(Extracted records)
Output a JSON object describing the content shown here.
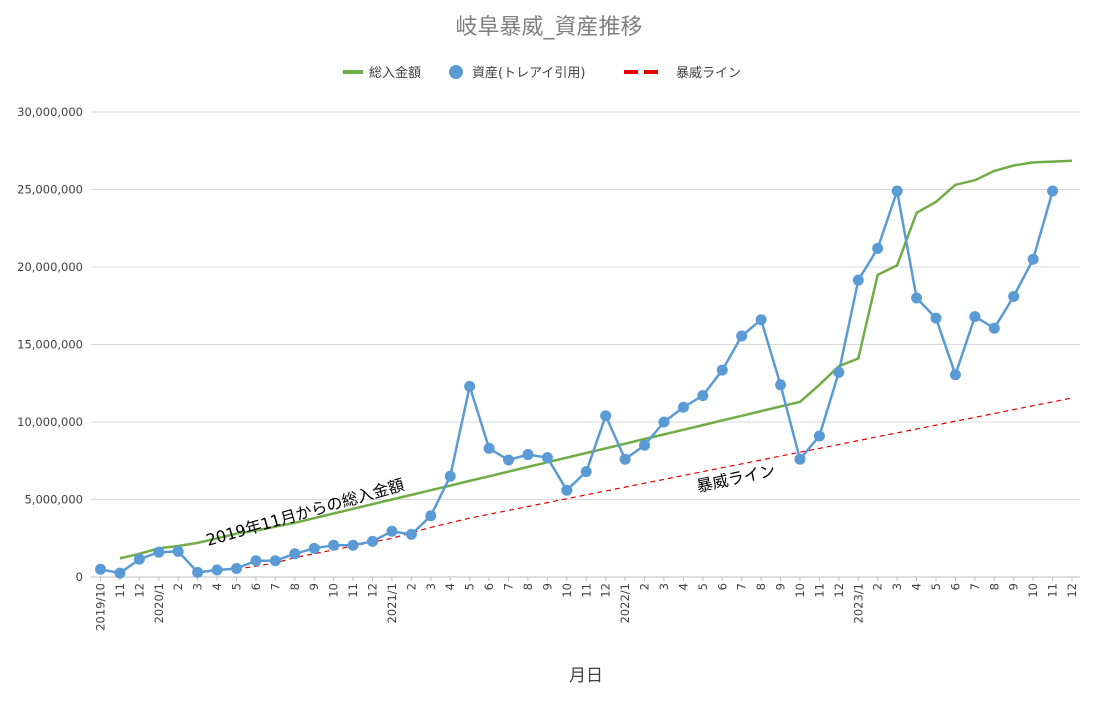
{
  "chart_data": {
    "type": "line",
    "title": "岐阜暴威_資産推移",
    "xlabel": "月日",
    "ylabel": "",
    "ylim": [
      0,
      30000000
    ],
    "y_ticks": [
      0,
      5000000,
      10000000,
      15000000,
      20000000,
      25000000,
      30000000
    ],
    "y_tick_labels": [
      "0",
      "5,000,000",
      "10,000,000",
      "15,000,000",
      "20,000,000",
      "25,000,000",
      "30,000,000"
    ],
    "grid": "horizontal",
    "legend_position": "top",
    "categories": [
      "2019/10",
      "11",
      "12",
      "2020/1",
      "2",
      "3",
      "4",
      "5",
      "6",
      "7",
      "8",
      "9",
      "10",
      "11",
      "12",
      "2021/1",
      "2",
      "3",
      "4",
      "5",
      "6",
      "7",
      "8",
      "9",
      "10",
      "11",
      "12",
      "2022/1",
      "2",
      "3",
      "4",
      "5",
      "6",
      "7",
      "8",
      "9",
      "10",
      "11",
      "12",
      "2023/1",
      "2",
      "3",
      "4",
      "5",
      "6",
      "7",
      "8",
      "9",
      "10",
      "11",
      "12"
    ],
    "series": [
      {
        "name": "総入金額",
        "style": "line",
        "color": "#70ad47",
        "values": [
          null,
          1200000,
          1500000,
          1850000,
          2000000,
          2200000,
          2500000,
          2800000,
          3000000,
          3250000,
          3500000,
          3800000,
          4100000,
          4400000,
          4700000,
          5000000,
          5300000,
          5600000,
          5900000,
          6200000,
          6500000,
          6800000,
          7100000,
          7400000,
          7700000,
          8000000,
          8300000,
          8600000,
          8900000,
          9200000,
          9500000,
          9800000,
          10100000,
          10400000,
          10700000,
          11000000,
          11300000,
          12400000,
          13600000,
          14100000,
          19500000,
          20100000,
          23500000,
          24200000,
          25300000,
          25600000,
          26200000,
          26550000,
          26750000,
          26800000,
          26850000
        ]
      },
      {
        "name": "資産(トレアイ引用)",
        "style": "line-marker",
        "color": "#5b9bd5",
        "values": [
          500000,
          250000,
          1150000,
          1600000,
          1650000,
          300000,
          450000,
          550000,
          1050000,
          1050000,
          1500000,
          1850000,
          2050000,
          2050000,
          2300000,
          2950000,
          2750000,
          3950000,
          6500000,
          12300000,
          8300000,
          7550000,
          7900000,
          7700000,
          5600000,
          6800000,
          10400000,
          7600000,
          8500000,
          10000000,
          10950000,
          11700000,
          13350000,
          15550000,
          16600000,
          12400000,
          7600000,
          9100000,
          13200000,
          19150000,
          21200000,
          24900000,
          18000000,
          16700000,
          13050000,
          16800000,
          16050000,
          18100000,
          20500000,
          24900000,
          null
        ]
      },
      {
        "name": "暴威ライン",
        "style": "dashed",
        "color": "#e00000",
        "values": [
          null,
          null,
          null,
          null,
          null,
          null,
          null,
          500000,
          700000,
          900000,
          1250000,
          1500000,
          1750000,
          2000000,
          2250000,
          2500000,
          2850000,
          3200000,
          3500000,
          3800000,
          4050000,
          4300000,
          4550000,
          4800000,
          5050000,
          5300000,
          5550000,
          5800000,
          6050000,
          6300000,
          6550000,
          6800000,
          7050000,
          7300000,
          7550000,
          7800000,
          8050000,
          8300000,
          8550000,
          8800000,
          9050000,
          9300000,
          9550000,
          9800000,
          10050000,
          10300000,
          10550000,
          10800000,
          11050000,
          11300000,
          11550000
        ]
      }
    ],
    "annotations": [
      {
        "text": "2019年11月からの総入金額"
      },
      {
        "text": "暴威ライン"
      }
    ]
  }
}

Directions: Leave out the pictures and transcribe the entries above exactly.

Correct output:
Output a JSON object describing the content shown here.
{
  "chart_data": {
    "type": "line",
    "title": "岐阜暴威_資産推移",
    "xlabel": "月日",
    "ylabel": "",
    "ylim": [
      0,
      30000000
    ],
    "y_ticks": [
      0,
      5000000,
      10000000,
      15000000,
      20000000,
      25000000,
      30000000
    ],
    "y_tick_labels": [
      "0",
      "5,000,000",
      "10,000,000",
      "15,000,000",
      "20,000,000",
      "25,000,000",
      "30,000,000"
    ],
    "grid": "horizontal",
    "legend_position": "top",
    "categories": [
      "2019/10",
      "11",
      "12",
      "2020/1",
      "2",
      "3",
      "4",
      "5",
      "6",
      "7",
      "8",
      "9",
      "10",
      "11",
      "12",
      "2021/1",
      "2",
      "3",
      "4",
      "5",
      "6",
      "7",
      "8",
      "9",
      "10",
      "11",
      "12",
      "2022/1",
      "2",
      "3",
      "4",
      "5",
      "6",
      "7",
      "8",
      "9",
      "10",
      "11",
      "12",
      "2023/1",
      "2",
      "3",
      "4",
      "5",
      "6",
      "7",
      "8",
      "9",
      "10",
      "11",
      "12"
    ],
    "series": [
      {
        "name": "総入金額",
        "style": "line",
        "color": "#70ad47",
        "values": [
          null,
          1200000,
          1500000,
          1850000,
          2000000,
          2200000,
          2500000,
          2800000,
          3000000,
          3250000,
          3500000,
          3800000,
          4100000,
          4400000,
          4700000,
          5000000,
          5300000,
          5600000,
          5900000,
          6200000,
          6500000,
          6800000,
          7100000,
          7400000,
          7700000,
          8000000,
          8300000,
          8600000,
          8900000,
          9200000,
          9500000,
          9800000,
          10100000,
          10400000,
          10700000,
          11000000,
          11300000,
          12400000,
          13600000,
          14100000,
          19500000,
          20100000,
          23500000,
          24200000,
          25300000,
          25600000,
          26200000,
          26550000,
          26750000,
          26800000,
          26850000
        ]
      },
      {
        "name": "資産(トレアイ引用)",
        "style": "line-marker",
        "color": "#5b9bd5",
        "values": [
          500000,
          250000,
          1150000,
          1600000,
          1650000,
          300000,
          450000,
          550000,
          1050000,
          1050000,
          1500000,
          1850000,
          2050000,
          2050000,
          2300000,
          2950000,
          2750000,
          3950000,
          6500000,
          12300000,
          8300000,
          7550000,
          7900000,
          7700000,
          5600000,
          6800000,
          10400000,
          7600000,
          8500000,
          10000000,
          10950000,
          11700000,
          13350000,
          15550000,
          16600000,
          12400000,
          7600000,
          9100000,
          13200000,
          19150000,
          21200000,
          24900000,
          18000000,
          16700000,
          13050000,
          16800000,
          16050000,
          18100000,
          20500000,
          24900000,
          null
        ]
      },
      {
        "name": "暴威ライン",
        "style": "dashed",
        "color": "#e00000",
        "values": [
          null,
          null,
          null,
          null,
          null,
          null,
          null,
          500000,
          700000,
          900000,
          1250000,
          1500000,
          1750000,
          2000000,
          2250000,
          2500000,
          2850000,
          3200000,
          3500000,
          3800000,
          4050000,
          4300000,
          4550000,
          4800000,
          5050000,
          5300000,
          5550000,
          5800000,
          6050000,
          6300000,
          6550000,
          6800000,
          7050000,
          7300000,
          7550000,
          7800000,
          8050000,
          8300000,
          8550000,
          8800000,
          9050000,
          9300000,
          9550000,
          9800000,
          10050000,
          10300000,
          10550000,
          10800000,
          11050000,
          11300000,
          11550000
        ]
      }
    ],
    "annotations": [
      {
        "text": "2019年11月からの総入金額"
      },
      {
        "text": "暴威ライン"
      }
    ]
  }
}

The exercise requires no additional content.